▶ **INSTRUCTIONS TO FOLLOW**
Each record is to be transcribed exactly.

▶ **EXERCISE INPUT**
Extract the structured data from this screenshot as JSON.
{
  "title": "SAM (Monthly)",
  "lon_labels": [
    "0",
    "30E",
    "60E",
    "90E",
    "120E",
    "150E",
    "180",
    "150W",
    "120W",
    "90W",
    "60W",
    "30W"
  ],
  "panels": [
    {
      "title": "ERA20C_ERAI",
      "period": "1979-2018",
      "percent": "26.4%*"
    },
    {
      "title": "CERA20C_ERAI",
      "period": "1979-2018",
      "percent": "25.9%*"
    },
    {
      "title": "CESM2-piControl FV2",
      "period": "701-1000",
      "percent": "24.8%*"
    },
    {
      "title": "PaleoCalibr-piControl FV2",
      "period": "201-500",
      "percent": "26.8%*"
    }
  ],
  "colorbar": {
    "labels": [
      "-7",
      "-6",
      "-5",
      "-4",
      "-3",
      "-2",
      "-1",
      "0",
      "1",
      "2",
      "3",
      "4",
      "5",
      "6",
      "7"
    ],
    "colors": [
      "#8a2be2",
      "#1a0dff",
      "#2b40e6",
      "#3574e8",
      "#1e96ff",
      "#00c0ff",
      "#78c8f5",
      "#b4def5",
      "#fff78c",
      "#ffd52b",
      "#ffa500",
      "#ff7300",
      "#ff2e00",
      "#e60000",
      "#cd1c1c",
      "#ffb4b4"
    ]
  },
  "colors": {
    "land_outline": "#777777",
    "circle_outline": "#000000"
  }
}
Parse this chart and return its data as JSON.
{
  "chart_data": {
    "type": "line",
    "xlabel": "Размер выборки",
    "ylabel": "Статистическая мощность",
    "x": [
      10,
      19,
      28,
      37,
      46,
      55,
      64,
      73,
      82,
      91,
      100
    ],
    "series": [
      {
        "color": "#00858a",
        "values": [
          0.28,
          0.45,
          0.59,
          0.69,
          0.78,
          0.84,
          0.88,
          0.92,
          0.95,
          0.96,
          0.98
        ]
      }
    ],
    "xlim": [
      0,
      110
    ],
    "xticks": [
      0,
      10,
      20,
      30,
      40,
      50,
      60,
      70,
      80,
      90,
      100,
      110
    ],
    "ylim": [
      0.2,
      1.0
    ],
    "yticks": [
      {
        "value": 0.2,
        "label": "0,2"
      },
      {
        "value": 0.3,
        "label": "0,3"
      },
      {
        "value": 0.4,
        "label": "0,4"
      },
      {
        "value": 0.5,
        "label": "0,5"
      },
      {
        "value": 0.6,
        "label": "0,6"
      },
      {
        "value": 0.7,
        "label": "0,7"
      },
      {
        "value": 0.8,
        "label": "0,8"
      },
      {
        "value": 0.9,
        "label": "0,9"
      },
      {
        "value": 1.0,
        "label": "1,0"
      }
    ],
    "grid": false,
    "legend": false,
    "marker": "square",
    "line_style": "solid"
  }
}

▶ **RESPONSE BELOW**
Extract the structured data from this screenshot as JSON.
{
  "title": "SAM (Monthly)",
  "lon_labels": [
    "0",
    "30E",
    "60E",
    "90E",
    "120E",
    "150E",
    "180",
    "150W",
    "120W",
    "90W",
    "60W",
    "30W"
  ],
  "panels": [
    {
      "title": "ERA20C_ERAI",
      "period": "1979-2018",
      "percent": "26.4%*"
    },
    {
      "title": "CERA20C_ERAI",
      "period": "1979-2018",
      "percent": "25.9%*"
    },
    {
      "title": "CESM2-piControl FV2",
      "period": "701-1000",
      "percent": "24.8%*"
    },
    {
      "title": "PaleoCalibr-piControl FV2",
      "period": "201-500",
      "percent": "26.8%*"
    }
  ],
  "colorbar": {
    "labels": [
      "-7",
      "-6",
      "-5",
      "-4",
      "-3",
      "-2",
      "-1",
      "0",
      "1",
      "2",
      "3",
      "4",
      "5",
      "6",
      "7"
    ],
    "colors": [
      "#8a2be2",
      "#1a0dff",
      "#2b40e6",
      "#3574e8",
      "#1e96ff",
      "#00c0ff",
      "#78c8f5",
      "#b4def5",
      "#fff78c",
      "#ffd52b",
      "#ffa500",
      "#ff7300",
      "#ff2e00",
      "#e60000",
      "#cd1c1c",
      "#ffb4b4"
    ]
  },
  "colors": {
    "land_outline": "#777777",
    "circle_outline": "#000000"
  }
}
Parse this chart and return its data as JSON.
{
  "chart_data": {
    "type": "line",
    "xlabel": "Размер выборки",
    "ylabel": "Статистическая мощность",
    "x": [
      10,
      19,
      28,
      37,
      46,
      55,
      64,
      73,
      82,
      91,
      100
    ],
    "series": [
      {
        "color": "#00858a",
        "values": [
          0.28,
          0.45,
          0.59,
          0.69,
          0.78,
          0.84,
          0.88,
          0.92,
          0.95,
          0.96,
          0.98
        ]
      }
    ],
    "xlim": [
      0,
      110
    ],
    "xticks": [
      0,
      10,
      20,
      30,
      40,
      50,
      60,
      70,
      80,
      90,
      100,
      110
    ],
    "ylim": [
      0.2,
      1.0
    ],
    "yticks": [
      {
        "value": 0.2,
        "label": "0,2"
      },
      {
        "value": 0.3,
        "label": "0,3"
      },
      {
        "value": 0.4,
        "label": "0,4"
      },
      {
        "value": 0.5,
        "label": "0,5"
      },
      {
        "value": 0.6,
        "label": "0,6"
      },
      {
        "value": 0.7,
        "label": "0,7"
      },
      {
        "value": 0.8,
        "label": "0,8"
      },
      {
        "value": 0.9,
        "label": "0,9"
      },
      {
        "value": 1.0,
        "label": "1,0"
      }
    ],
    "grid": false,
    "legend": false,
    "marker": "square",
    "line_style": "solid"
  }
}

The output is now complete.